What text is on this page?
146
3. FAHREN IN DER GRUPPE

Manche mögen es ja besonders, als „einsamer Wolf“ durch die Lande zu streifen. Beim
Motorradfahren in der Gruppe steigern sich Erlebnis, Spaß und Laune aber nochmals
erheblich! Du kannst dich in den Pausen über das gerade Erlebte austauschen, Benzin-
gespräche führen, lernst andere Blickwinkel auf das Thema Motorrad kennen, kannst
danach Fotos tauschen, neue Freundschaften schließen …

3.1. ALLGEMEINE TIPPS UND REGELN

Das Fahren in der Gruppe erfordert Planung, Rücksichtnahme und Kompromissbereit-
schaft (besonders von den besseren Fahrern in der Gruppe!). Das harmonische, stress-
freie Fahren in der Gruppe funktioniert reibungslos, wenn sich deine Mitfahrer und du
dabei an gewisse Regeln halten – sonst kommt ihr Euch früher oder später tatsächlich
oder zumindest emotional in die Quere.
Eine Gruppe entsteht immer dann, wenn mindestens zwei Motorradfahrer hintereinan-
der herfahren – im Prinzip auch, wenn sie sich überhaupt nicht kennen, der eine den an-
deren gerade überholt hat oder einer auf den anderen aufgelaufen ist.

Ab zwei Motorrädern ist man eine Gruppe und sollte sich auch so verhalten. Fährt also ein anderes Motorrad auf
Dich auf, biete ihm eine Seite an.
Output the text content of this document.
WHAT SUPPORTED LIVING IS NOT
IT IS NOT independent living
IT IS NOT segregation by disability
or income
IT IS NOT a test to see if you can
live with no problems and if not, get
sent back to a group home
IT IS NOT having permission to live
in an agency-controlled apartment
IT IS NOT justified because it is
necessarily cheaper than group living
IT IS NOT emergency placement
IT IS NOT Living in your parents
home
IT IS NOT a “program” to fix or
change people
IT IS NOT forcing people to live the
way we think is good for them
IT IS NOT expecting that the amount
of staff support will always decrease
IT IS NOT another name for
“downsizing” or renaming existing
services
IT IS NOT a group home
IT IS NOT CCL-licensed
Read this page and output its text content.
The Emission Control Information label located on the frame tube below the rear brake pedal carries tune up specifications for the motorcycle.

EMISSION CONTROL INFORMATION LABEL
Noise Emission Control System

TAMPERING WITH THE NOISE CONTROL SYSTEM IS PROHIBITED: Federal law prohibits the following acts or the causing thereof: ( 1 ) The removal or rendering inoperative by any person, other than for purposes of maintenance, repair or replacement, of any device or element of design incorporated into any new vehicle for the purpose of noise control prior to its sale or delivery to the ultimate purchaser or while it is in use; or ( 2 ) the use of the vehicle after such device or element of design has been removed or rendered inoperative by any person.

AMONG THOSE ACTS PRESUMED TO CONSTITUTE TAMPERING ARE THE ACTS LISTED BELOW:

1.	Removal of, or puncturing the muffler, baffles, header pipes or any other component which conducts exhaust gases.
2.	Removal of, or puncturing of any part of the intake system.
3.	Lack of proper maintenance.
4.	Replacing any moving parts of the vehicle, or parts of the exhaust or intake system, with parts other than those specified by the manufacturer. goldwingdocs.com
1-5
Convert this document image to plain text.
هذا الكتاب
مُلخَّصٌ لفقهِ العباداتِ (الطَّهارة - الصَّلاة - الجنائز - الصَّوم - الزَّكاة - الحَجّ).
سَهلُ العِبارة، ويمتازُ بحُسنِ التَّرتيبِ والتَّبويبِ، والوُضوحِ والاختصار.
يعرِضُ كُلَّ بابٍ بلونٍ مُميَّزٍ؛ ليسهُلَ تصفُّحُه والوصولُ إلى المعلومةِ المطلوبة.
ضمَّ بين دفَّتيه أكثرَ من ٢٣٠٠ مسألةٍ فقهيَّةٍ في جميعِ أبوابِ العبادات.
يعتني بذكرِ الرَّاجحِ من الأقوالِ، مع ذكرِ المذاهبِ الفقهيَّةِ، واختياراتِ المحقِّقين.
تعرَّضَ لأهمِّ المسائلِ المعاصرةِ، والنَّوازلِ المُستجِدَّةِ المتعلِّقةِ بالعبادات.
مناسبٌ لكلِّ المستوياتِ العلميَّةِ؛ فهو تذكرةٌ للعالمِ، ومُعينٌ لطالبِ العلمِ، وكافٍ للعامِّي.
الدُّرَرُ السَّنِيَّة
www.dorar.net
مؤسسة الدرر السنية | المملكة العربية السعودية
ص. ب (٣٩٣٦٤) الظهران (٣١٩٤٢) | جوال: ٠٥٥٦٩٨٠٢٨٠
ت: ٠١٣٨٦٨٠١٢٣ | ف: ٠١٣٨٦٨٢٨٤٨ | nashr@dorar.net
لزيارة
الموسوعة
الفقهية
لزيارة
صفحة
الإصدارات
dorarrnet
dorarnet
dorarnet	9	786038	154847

__SET TASK__.
Reproduce each line from the records that contains the word "text".

__EXPECTED ANSWER__.
What text is on this page?
Output the text content of this document.
Read this page and output its text content.
Convert this document image to plain text.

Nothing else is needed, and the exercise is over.